WRITTEN EXERCISE:
Write down each entry again, exactly as it reads.

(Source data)
★ ★ ★ ★ ★ ★ ★

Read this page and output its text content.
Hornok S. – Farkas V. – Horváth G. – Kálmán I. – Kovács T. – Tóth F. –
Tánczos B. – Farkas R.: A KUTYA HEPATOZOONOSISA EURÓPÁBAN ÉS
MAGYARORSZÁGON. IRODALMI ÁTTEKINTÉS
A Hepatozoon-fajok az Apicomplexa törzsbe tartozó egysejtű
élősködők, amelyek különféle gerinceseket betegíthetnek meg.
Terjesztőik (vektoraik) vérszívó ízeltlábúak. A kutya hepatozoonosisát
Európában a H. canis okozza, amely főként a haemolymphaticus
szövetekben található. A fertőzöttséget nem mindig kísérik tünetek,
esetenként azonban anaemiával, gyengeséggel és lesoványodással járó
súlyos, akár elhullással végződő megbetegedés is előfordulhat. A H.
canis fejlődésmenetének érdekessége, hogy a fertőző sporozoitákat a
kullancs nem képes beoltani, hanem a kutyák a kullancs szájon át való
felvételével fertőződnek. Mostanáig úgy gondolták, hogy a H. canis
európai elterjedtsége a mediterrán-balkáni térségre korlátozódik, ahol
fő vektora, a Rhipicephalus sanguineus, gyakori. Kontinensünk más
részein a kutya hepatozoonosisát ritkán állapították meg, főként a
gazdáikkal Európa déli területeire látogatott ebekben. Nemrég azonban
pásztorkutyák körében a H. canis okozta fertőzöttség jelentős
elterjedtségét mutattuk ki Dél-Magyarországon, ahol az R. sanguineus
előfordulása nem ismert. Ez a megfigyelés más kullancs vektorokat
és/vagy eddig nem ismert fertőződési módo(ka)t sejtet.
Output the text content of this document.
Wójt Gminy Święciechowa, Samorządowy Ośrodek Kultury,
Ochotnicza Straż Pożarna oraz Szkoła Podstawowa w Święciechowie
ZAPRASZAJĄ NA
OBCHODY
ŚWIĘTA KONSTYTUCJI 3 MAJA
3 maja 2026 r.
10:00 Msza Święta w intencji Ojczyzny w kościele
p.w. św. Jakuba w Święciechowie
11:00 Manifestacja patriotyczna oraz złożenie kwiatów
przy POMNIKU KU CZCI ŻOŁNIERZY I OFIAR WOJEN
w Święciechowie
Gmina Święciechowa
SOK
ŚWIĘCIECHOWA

★ ★ ★ ★ ★ ★ ★

RESPONSE FOR THIS EXERCISE:
Read this page and output its text content.
Hornok S. – Farkas V. – Horváth G. – Kálmán I. – Kovács T. – Tóth F. –
Tánczos B. – Farkas R.: A KUTYA HEPATOZOONOSISA EURÓPÁBAN ÉS
MAGYARORSZÁGON. IRODALMI ÁTTEKINTÉS
A Hepatozoon-fajok az Apicomplexa törzsbe tartozó egysejtű
élősködők, amelyek különféle gerinceseket betegíthetnek meg.
Terjesztőik (vektoraik) vérszívó ízeltlábúak. A kutya hepatozoonosisát
Európában a H. canis okozza, amely főként a haemolymphaticus
szövetekben található. A fertőzöttséget nem mindig kísérik tünetek,
esetenként azonban anaemiával, gyengeséggel és lesoványodással járó
súlyos, akár elhullással végződő megbetegedés is előfordulhat. A H.
canis fejlődésmenetének érdekessége, hogy a fertőző sporozoitákat a
kullancs nem képes beoltani, hanem a kutyák a kullancs szájon át való
felvételével fertőződnek. Mostanáig úgy gondolták, hogy a H. canis
európai elterjedtsége a mediterrán-balkáni térségre korlátozódik, ahol
fő vektora, a Rhipicephalus sanguineus, gyakori. Kontinensünk más
részein a kutya hepatozoonosisát ritkán állapították meg, főként a
gazdáikkal Európa déli területeire látogatott ebekben. Nemrég azonban
pásztorkutyák körében a H. canis okozta fertőzöttség jelentős
elterjedtségét mutattuk ki Dél-Magyarországon, ahol az R. sanguineus
előfordulása nem ismert. Ez a megfigyelés más kullancs vektorokat
és/vagy eddig nem ismert fertőződési módo(ka)t sejtet.
Output the text content of this document.
Wójt Gminy Święciechowa, Samorządowy Ośrodek Kultury,
Ochotnicza Straż Pożarna oraz Szkoła Podstawowa w Święciechowie
ZAPRASZAJĄ NA
OBCHODY
ŚWIĘTA KONSTYTUCJI 3 MAJA
3 maja 2026 r.
10:00 Msza Święta w intencji Ojczyzny w kościele
p.w. św. Jakuba w Święciechowie
11:00 Manifestacja patriotyczna oraz złożenie kwiatów
przy POMNIKU KU CZCI ŻOŁNIERZY I OFIAR WOJEN
w Święciechowie
Gmina Święciechowa
SOK
ŚWIĘCIECHOWA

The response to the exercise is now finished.